Select, from the material below, each line with "Output" in it.

[Raw records]
** begin **

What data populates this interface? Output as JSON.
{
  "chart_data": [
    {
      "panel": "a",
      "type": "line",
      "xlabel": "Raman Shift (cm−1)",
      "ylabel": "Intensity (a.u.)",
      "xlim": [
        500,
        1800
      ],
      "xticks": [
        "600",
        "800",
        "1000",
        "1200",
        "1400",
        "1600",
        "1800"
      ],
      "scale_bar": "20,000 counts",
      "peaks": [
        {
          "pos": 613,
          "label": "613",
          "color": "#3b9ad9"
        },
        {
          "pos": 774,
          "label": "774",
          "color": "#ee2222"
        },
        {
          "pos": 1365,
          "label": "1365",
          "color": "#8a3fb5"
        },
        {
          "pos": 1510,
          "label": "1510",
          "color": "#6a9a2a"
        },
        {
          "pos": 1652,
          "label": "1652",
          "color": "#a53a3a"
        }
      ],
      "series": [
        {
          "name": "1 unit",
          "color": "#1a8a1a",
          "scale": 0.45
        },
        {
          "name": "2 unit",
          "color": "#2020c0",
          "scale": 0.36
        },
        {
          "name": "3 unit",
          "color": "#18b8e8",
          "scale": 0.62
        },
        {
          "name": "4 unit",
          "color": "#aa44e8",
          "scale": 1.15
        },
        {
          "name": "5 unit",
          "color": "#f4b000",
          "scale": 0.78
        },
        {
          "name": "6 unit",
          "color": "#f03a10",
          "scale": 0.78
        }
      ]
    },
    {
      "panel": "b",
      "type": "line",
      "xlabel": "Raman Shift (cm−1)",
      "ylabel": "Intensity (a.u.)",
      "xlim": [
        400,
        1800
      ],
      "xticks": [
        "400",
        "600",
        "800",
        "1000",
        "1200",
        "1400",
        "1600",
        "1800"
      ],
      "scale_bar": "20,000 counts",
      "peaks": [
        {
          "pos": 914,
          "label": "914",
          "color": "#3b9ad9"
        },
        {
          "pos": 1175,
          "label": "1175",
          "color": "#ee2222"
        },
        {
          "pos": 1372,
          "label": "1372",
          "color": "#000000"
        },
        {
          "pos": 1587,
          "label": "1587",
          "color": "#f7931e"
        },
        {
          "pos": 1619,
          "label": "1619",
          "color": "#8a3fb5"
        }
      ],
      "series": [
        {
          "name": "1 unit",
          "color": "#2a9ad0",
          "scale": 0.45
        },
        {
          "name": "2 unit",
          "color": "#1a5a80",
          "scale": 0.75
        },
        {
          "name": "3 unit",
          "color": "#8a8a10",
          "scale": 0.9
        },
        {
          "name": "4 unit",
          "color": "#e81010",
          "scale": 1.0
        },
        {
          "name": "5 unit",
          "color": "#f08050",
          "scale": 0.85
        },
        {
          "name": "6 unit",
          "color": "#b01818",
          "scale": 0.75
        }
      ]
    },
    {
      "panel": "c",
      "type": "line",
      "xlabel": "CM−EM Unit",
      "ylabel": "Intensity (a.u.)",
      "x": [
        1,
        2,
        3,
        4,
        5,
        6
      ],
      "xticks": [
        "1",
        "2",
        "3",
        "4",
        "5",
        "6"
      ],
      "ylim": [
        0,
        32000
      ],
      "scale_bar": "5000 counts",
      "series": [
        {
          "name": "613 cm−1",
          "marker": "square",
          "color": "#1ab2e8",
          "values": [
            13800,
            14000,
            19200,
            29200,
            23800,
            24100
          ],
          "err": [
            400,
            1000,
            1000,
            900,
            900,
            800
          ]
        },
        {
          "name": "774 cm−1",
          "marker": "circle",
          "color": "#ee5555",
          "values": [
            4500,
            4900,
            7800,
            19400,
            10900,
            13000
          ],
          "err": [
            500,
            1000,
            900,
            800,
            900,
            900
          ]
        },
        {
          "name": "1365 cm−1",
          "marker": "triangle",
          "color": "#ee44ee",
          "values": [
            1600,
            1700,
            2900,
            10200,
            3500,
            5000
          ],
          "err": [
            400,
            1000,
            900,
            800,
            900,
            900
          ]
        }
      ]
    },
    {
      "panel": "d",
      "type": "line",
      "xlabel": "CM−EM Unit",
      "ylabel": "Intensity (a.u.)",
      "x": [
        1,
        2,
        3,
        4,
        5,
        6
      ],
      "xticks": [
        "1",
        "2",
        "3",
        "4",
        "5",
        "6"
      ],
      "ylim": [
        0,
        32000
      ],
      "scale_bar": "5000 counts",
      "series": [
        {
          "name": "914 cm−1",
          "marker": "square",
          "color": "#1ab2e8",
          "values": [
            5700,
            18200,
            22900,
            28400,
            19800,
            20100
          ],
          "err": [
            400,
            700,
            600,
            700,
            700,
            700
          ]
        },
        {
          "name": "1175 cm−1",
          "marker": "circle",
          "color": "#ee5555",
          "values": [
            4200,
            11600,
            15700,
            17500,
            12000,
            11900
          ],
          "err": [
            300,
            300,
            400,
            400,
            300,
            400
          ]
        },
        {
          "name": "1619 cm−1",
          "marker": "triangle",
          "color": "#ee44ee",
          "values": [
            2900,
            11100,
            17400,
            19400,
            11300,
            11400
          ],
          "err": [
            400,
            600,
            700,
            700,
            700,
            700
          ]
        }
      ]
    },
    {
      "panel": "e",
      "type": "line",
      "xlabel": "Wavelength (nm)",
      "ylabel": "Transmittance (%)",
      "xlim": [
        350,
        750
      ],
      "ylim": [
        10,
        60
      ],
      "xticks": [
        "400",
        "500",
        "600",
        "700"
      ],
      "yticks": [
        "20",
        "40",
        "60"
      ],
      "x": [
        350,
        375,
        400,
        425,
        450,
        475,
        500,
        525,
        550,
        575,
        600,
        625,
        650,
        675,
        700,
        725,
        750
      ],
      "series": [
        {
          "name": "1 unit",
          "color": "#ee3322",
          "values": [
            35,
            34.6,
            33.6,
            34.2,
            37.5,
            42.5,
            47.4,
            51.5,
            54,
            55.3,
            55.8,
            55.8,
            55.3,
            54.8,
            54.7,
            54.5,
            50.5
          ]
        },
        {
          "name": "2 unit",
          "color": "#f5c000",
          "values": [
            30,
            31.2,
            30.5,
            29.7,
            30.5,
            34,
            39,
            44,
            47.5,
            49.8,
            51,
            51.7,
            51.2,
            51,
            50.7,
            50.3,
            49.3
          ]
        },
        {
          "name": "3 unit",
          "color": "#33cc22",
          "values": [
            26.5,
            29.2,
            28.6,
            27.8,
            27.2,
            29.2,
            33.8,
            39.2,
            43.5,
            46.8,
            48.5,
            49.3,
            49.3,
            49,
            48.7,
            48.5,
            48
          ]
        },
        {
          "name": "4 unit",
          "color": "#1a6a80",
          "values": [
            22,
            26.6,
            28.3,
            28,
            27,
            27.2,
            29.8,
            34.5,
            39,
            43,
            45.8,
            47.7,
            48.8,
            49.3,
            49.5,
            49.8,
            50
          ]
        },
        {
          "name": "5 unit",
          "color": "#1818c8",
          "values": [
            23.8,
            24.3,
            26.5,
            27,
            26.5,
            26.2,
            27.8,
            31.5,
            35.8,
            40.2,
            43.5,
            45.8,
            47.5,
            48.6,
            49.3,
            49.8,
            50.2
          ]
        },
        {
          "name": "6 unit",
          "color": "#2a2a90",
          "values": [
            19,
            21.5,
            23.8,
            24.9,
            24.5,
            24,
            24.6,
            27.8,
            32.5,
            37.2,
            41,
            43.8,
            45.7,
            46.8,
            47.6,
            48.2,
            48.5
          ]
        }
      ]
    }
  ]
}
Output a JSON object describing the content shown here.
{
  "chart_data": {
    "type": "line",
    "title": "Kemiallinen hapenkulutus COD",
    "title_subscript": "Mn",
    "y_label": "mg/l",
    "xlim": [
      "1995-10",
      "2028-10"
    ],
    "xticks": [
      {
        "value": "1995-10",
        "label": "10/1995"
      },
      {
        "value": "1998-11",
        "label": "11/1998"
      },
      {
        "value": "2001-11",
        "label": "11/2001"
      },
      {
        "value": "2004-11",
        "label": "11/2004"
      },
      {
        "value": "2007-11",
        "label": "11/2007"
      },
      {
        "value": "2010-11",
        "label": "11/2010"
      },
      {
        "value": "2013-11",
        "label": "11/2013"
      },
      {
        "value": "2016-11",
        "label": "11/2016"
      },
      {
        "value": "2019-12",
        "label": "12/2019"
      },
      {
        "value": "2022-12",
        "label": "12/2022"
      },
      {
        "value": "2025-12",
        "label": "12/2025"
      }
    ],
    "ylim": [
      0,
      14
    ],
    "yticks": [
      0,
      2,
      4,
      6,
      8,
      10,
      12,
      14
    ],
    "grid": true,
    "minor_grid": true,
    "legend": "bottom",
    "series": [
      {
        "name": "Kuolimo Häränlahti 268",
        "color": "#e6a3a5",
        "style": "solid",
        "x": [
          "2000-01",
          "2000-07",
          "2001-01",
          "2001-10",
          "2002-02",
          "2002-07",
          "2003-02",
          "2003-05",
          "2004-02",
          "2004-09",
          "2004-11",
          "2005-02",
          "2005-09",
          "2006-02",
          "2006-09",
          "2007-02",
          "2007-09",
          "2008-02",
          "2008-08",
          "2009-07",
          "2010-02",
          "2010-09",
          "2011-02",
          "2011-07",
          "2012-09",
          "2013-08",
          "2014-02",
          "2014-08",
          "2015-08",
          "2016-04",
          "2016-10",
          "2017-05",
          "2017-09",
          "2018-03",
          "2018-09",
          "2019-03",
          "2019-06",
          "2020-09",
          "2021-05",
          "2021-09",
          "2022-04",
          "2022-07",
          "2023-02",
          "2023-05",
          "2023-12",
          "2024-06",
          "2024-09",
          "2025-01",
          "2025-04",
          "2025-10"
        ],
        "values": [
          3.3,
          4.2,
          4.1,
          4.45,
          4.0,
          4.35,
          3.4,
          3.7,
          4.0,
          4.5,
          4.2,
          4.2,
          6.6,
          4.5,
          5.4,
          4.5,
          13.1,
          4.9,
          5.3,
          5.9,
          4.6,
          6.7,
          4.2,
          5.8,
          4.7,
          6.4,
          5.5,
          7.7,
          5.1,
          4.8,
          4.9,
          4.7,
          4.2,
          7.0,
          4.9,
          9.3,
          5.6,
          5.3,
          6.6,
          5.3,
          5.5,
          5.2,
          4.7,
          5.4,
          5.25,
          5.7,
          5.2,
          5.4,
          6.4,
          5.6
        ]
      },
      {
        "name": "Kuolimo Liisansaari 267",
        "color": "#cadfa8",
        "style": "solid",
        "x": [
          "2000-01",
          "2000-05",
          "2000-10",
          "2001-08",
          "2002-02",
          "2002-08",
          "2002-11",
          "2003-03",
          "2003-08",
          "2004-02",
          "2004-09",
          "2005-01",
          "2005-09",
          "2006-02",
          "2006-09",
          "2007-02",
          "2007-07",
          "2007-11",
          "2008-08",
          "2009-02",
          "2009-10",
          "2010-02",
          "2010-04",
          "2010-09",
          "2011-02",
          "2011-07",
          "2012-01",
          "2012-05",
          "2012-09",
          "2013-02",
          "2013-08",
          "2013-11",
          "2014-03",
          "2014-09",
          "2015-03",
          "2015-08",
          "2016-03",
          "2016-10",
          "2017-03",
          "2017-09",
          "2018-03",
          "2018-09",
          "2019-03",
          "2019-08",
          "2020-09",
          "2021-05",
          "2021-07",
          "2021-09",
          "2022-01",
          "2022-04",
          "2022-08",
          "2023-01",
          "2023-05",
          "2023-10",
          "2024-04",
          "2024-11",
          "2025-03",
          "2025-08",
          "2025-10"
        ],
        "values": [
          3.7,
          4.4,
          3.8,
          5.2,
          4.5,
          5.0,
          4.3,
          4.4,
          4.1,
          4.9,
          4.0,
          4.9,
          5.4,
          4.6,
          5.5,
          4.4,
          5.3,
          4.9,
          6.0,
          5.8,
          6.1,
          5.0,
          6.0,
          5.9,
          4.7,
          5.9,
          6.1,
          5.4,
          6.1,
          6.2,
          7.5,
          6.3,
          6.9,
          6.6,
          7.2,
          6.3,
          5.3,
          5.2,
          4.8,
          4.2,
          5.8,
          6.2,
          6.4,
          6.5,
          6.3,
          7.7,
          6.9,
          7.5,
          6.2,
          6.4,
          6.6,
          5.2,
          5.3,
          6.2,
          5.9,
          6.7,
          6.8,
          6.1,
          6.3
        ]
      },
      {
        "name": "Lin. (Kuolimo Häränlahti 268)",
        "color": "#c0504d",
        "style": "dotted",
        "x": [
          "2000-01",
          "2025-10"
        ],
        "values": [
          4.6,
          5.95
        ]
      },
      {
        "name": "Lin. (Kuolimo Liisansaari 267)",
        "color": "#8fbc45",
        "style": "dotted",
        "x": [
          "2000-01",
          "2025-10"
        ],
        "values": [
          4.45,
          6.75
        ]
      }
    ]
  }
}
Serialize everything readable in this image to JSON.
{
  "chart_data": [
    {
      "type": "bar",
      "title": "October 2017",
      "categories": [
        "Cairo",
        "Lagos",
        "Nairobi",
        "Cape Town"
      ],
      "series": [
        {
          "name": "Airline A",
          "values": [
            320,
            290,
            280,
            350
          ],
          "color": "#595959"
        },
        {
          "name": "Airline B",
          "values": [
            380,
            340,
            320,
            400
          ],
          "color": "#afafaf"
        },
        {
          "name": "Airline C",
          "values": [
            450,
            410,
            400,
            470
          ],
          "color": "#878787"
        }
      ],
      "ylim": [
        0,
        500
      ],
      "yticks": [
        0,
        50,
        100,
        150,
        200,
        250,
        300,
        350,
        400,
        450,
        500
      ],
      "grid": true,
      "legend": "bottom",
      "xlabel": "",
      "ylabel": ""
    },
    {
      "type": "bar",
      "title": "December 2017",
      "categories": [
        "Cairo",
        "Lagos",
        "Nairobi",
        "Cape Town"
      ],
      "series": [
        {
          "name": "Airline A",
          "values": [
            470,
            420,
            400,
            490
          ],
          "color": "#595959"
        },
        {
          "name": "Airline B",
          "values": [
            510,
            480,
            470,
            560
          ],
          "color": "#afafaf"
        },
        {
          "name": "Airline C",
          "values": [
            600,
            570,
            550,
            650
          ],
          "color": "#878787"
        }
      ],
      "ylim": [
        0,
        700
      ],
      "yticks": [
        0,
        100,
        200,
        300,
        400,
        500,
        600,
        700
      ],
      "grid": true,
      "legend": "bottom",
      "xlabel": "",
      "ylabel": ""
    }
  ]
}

** end **

**Reply:**
What data populates this interface? Output as JSON.
Output a JSON object describing the content shown here.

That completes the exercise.